• _Data to process_:
>> START
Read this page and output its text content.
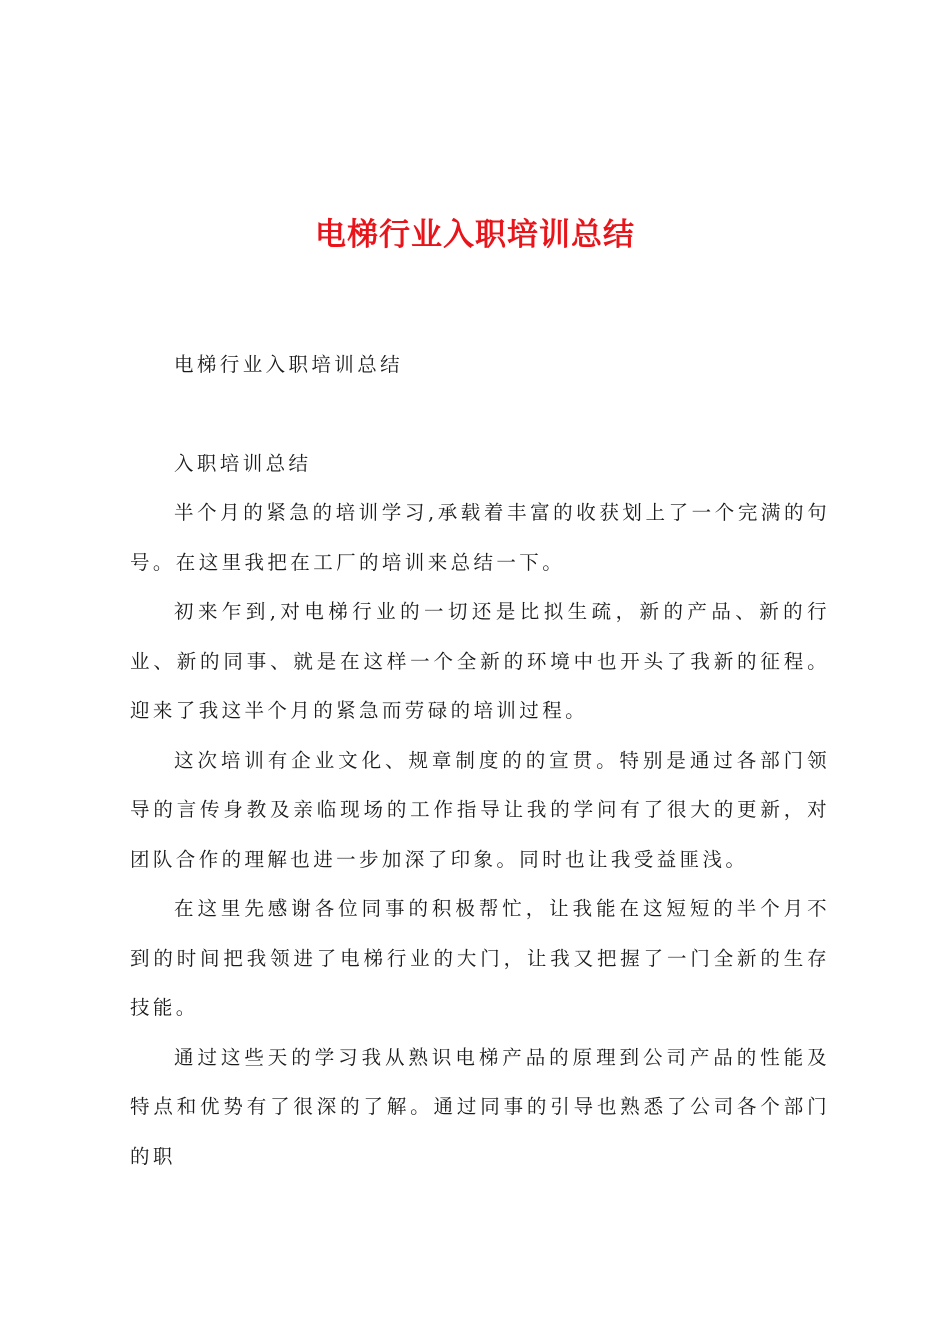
电梯行业入职培训总结

电梯行业入职培训总结

入职培训总结

半个月的紧急的培训学习,承载着丰富的收获划上了一个完满的句号。在这里我把在工厂的培训来总结一下。

初来乍到,对电梯行业的一切还是比拟生疏，新的产品、新的行业、新的同事、就是在这样一个全新的环境中也开头了我新的征程。迎来了我这半个月的紧急而劳碌的培训过程。

这次培训有企业文化、规章制度的的宣贯。特别是通过各部门领导的言传身教及亲临现场的工作指导让我的学问有了很大的更新，对团队合作的理解也进一步加深了印象。同时也让我受益匪浅。

在这里先感谢各位同事的积极帮忙，让我能在这短短的半个月不到的时间把我领进了电梯行业的大门，让我又把握了一门全新的生存技能。

通过这些天的学习我从熟识电梯产品的原理到公司产品的性能及特点和优势有了很深的了解。通过同事的引导也熟悉了公司各个部门的职
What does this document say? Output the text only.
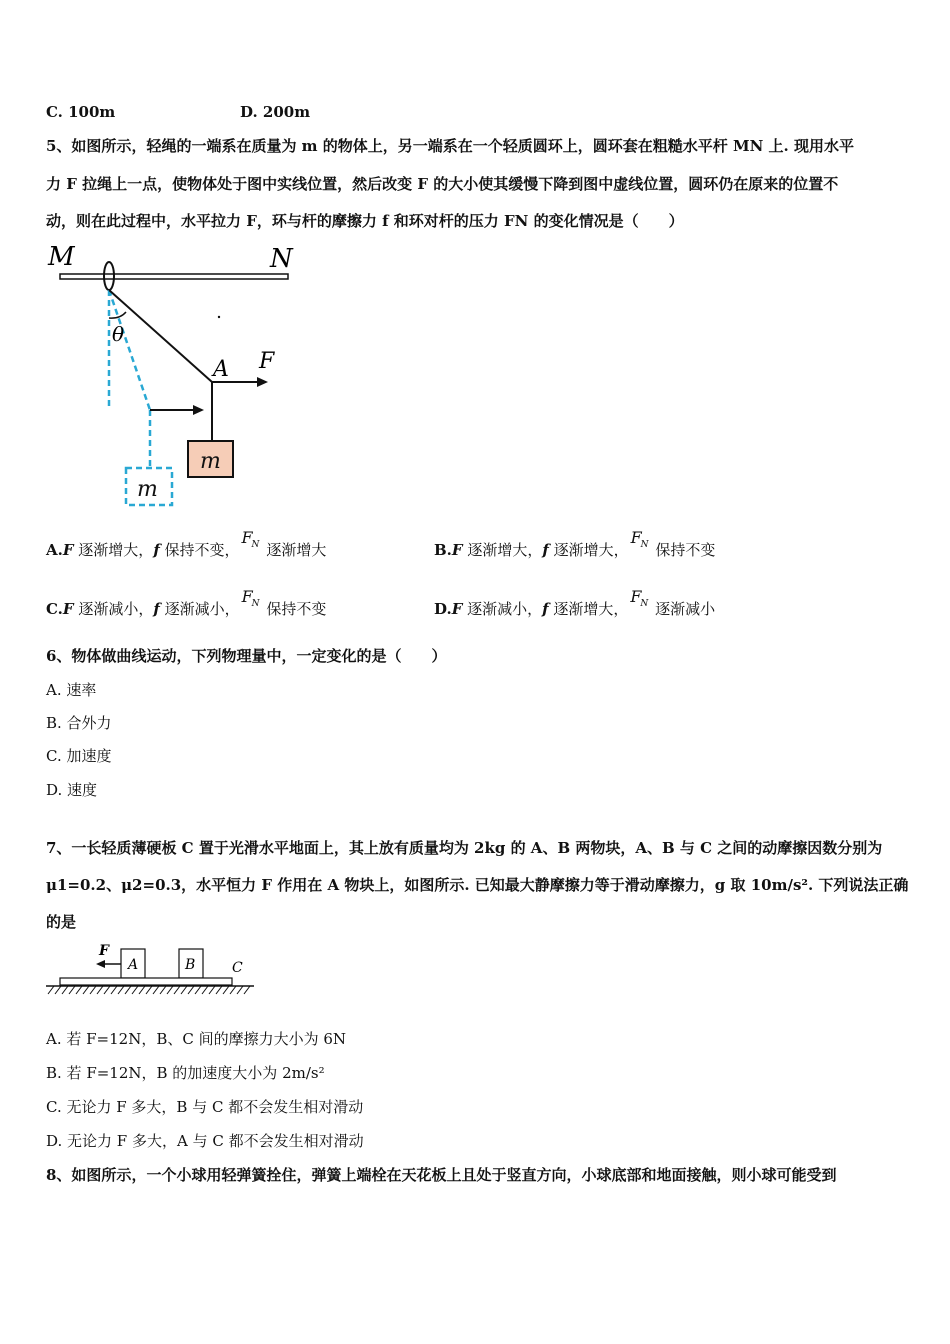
C. 100m	D. 200m
5、如图所示，轻绳的一端系在质量为 m 的物体上，另一端系在一个轻质圆环上，圆环套在粗糙水平杆 MN 上. 现用水平
力 F 拉绳上一点，使物体处于图中实线位置，然后改变 F 的大小使其缓慢下降到图中虚线位置，圆环仍在原来的位置不
动，则在此过程中，水平拉力 F，环与杆的摩擦力 f 和环对杆的压力 FN 的变化情况是（　　）
M	N
m
m
A F
θ
A.F 逐渐增大，f 保持不变，
F
N 逐渐增大	B.F 逐渐增大，f 逐渐增大，
F
N 保持不变
C.F 逐渐减小，f 逐渐减小，
F
N 保持不变	D.F 逐渐减小，f 逐渐增大，
F
N 逐渐减小
6、物体做曲线运动，下列物理量中，一定变化的是（　　）
A. 速率
B. 合外力
C. 加速度
D. 速度
7、一长轻质薄硬板 C 置于光滑水平地面上，其上放有质量均为 2kg 的 A、B 两物块，A、B 与 C 之间的动摩擦因数分别为
μ1=0.2、μ2=0.3，水平恒力 F 作用在 A 物块上，如图所示. 已知最大静摩擦力等于滑动摩擦力，g 取 10m/s². 下列说法正确
的是
F
A	B	C
A. 若 F=12N，B、C 间的摩擦力大小为 6N
B. 若 F=12N，B 的加速度大小为 2m/s²
C. 无论力 F 多大，B 与 C 都不会发生相对滑动
D. 无论力 F 多大，A 与 C 都不会发生相对滑动
8、如图所示，一个小球用轻弹簧拴住，弹簧上端栓在天花板上且处于竖直方向，小球底部和地面接触，则小球可能受到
>> END
• _Your instructions_: Set down exactly and only the lines from the line that contains "What does this" through the last line of the entries above, with both of those lines included and the pictures left out.

• _Solution to the problem_:
What does this document say? Output the text only.
C. 100m	D. 200m
5、如图所示，轻绳的一端系在质量为 m 的物体上，另一端系在一个轻质圆环上，圆环套在粗糙水平杆 MN 上. 现用水平
力 F 拉绳上一点，使物体处于图中实线位置，然后改变 F 的大小使其缓慢下降到图中虚线位置，圆环仍在原来的位置不
动，则在此过程中，水平拉力 F，环与杆的摩擦力 f 和环对杆的压力 FN 的变化情况是（　　）
M	N
m
m
A F
θ
A.F 逐渐增大，f 保持不变，
F
N 逐渐增大	B.F 逐渐增大，f 逐渐增大，
F
N 保持不变
C.F 逐渐减小，f 逐渐减小，
F
N 保持不变	D.F 逐渐减小，f 逐渐增大，
F
N 逐渐减小
6、物体做曲线运动，下列物理量中，一定变化的是（　　）
A. 速率
B. 合外力
C. 加速度
D. 速度
7、一长轻质薄硬板 C 置于光滑水平地面上，其上放有质量均为 2kg 的 A、B 两物块，A、B 与 C 之间的动摩擦因数分别为
μ1=0.2、μ2=0.3，水平恒力 F 作用在 A 物块上，如图所示. 已知最大静摩擦力等于滑动摩擦力，g 取 10m/s². 下列说法正确
的是
F
A	B	C
A. 若 F=12N，B、C 间的摩擦力大小为 6N
B. 若 F=12N，B 的加速度大小为 2m/s²
C. 无论力 F 多大，B 与 C 都不会发生相对滑动
D. 无论力 F 多大，A 与 C 都不会发生相对滑动
8、如图所示，一个小球用轻弹簧拴住，弹簧上端栓在天花板上且处于竖直方向，小球底部和地面接触，则小球可能受到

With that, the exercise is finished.